* BEGIN *

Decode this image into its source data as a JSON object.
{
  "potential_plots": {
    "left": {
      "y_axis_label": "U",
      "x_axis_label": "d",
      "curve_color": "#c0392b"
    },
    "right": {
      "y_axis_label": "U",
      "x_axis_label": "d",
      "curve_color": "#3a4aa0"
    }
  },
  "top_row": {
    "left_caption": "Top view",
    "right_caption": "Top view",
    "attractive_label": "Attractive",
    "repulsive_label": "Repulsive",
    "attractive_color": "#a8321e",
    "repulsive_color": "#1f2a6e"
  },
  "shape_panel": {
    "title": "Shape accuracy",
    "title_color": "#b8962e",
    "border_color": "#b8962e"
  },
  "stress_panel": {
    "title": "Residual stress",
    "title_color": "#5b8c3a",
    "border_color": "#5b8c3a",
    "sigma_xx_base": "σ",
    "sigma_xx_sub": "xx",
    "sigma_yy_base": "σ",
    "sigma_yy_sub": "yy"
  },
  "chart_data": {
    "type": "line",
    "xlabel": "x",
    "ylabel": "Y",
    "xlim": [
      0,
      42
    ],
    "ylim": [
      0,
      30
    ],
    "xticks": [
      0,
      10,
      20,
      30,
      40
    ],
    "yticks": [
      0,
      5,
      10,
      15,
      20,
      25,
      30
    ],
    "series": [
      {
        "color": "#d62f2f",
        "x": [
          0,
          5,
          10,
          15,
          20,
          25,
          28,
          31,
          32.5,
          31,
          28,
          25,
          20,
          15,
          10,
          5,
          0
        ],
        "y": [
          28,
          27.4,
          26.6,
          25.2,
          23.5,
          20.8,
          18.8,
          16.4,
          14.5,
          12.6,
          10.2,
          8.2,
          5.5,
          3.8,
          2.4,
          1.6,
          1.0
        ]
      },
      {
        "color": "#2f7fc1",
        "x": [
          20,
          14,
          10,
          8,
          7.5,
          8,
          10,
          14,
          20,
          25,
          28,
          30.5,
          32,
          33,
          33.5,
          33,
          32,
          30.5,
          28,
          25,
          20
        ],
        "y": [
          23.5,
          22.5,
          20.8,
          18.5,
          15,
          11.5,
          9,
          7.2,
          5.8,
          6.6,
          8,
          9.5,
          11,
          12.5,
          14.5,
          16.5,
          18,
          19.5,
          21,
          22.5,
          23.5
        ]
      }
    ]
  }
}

* END *

All of the entries above should be written out again exactly.

Decode this image into its source data as a JSON object.
{
  "potential_plots": {
    "left": {
      "y_axis_label": "U",
      "x_axis_label": "d",
      "curve_color": "#c0392b"
    },
    "right": {
      "y_axis_label": "U",
      "x_axis_label": "d",
      "curve_color": "#3a4aa0"
    }
  },
  "top_row": {
    "left_caption": "Top view",
    "right_caption": "Top view",
    "attractive_label": "Attractive",
    "repulsive_label": "Repulsive",
    "attractive_color": "#a8321e",
    "repulsive_color": "#1f2a6e"
  },
  "shape_panel": {
    "title": "Shape accuracy",
    "title_color": "#b8962e",
    "border_color": "#b8962e"
  },
  "stress_panel": {
    "title": "Residual stress",
    "title_color": "#5b8c3a",
    "border_color": "#5b8c3a",
    "sigma_xx_base": "σ",
    "sigma_xx_sub": "xx",
    "sigma_yy_base": "σ",
    "sigma_yy_sub": "yy"
  },
  "chart_data": {
    "type": "line",
    "xlabel": "x",
    "ylabel": "Y",
    "xlim": [
      0,
      42
    ],
    "ylim": [
      0,
      30
    ],
    "xticks": [
      0,
      10,
      20,
      30,
      40
    ],
    "yticks": [
      0,
      5,
      10,
      15,
      20,
      25,
      30
    ],
    "series": [
      {
        "color": "#d62f2f",
        "x": [
          0,
          5,
          10,
          15,
          20,
          25,
          28,
          31,
          32.5,
          31,
          28,
          25,
          20,
          15,
          10,
          5,
          0
        ],
        "y": [
          28,
          27.4,
          26.6,
          25.2,
          23.5,
          20.8,
          18.8,
          16.4,
          14.5,
          12.6,
          10.2,
          8.2,
          5.5,
          3.8,
          2.4,
          1.6,
          1.0
        ]
      },
      {
        "color": "#2f7fc1",
        "x": [
          20,
          14,
          10,
          8,
          7.5,
          8,
          10,
          14,
          20,
          25,
          28,
          30.5,
          32,
          33,
          33.5,
          33,
          32,
          30.5,
          28,
          25,
          20
        ],
        "y": [
          23.5,
          22.5,
          20.8,
          18.5,
          15,
          11.5,
          9,
          7.2,
          5.8,
          6.6,
          8,
          9.5,
          11,
          12.5,
          14.5,
          16.5,
          18,
          19.5,
          21,
          22.5,
          23.5
        ]
      }
    ]
  }
}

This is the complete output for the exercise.